• WHAT YOU WILL DO:
**a.** In the article on Pure Storage's earnings, what year-over-year overall revenue growth did the company show in the first quarter of its fiscal year?
**b.** Reproduce the article on Pure Storage's earnings word for word, from "While there are" up to and including "Fortune 500 customers.".
EXTRACT PROVIDED Block Start
While earnings don’t always reflect a company’s success in executing its strategy, they are certainly helpful for analysts. They demonstrate whether products and solutions are seen as useful and valuable to the market.
Pure Storage, a data management company that has changed how enterprise IT consumes storage, recently announced its quarterly earnings. We have seen its strategy validated again after a strong showing. While AI is undoubtedly a driving factor in the company’s continued growth, I believe there are additional elements to how Pure approaches storage and data management that fuel loyalty and an increasing footprint in its customer base. What those elements are and what the company must focus on to continue its growth are outlined in the following sections.
Looking at the Numbers
As mentioned, Pure had a strong first quarter of its fiscal year, showing overall revenue growth of 18% year over year and subscription services annual recurring revenue (ARR) growth of 25%.
While there are a lot of positives to point out for the company’s quarter, what stood out to me were the following:
- An increase of approximately 1,000 customers YoY, with a 3% increase in Fortune 500 customers.
- A record quarter for FlashBlade sales, showing a play for big AI workloads but also scaling down to support some of the “meat and potatoes” workloads such as backup.
- The focus that CEO Charlie Giancarlo put on the hyperscale market in his prepared remarks; clearly, the company sees a significant opportunity.
Equally important to what was achieved this quarter is the company’s outlook for Q2 and the longer term. In both cases, the forecast is strong. In fact, the company has issued guidance for FY2025 revenue of $3.1 billion, representing a 10.5% increase, with guidance that its Evergreen subscription-based storage is expected to grow by 50%.
EXTRACT PROVIDED Block End
RECORD EXTRACTS Block Start
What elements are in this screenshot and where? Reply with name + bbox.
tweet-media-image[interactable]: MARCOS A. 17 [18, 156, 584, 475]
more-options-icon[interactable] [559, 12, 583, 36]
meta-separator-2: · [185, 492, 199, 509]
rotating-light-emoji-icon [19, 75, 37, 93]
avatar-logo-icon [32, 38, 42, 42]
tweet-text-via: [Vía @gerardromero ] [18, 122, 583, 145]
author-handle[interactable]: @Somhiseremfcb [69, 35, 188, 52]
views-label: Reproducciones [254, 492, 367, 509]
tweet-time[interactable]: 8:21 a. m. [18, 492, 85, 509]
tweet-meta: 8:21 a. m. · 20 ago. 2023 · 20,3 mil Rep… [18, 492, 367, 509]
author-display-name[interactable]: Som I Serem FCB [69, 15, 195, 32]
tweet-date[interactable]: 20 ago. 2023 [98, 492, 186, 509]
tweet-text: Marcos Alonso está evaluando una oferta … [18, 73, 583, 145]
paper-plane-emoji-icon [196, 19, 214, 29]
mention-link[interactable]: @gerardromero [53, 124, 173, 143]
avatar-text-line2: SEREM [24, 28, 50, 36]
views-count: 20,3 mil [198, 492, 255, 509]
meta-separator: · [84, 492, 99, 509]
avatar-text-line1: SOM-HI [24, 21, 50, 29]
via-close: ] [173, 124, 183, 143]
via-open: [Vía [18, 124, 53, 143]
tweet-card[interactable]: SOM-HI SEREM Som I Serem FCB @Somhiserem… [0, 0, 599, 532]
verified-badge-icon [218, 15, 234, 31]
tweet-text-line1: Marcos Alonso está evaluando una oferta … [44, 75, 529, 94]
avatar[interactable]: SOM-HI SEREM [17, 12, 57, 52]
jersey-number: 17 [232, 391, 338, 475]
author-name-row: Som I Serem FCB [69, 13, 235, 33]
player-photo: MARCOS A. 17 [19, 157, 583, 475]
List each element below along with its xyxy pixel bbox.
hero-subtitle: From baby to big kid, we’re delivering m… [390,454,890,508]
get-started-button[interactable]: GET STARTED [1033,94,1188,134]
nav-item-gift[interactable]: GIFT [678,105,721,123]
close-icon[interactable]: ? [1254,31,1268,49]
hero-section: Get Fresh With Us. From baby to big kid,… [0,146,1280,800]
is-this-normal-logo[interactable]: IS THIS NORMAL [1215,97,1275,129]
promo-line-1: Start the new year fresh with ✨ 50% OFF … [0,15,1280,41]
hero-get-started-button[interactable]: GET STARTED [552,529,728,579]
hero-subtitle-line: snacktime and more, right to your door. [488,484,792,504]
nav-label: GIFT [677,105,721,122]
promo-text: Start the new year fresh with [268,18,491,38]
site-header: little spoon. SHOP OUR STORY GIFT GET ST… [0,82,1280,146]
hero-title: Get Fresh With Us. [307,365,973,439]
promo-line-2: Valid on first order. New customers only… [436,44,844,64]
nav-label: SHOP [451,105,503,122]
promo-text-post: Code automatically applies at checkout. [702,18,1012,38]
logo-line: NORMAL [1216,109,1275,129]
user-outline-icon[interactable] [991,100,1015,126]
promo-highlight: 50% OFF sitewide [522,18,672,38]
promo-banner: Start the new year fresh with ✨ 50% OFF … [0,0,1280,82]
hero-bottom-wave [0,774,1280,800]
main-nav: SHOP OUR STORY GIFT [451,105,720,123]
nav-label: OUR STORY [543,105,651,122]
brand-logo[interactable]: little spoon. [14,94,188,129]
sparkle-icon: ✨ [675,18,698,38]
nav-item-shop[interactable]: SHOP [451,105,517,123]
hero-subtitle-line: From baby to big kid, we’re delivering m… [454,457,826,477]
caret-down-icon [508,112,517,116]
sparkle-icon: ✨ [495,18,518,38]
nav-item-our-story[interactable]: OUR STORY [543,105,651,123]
RECORD EXTRACTS Block End
• RESULTS FOR THE EXERCISE:
**a.** 18%

**b.**
While there are a lot of positives to point out for the company’s quarter, what stood out to me were the following:
- An increase of approximately 1,000 customers YoY, with a 3% increase in Fortune 500 customers.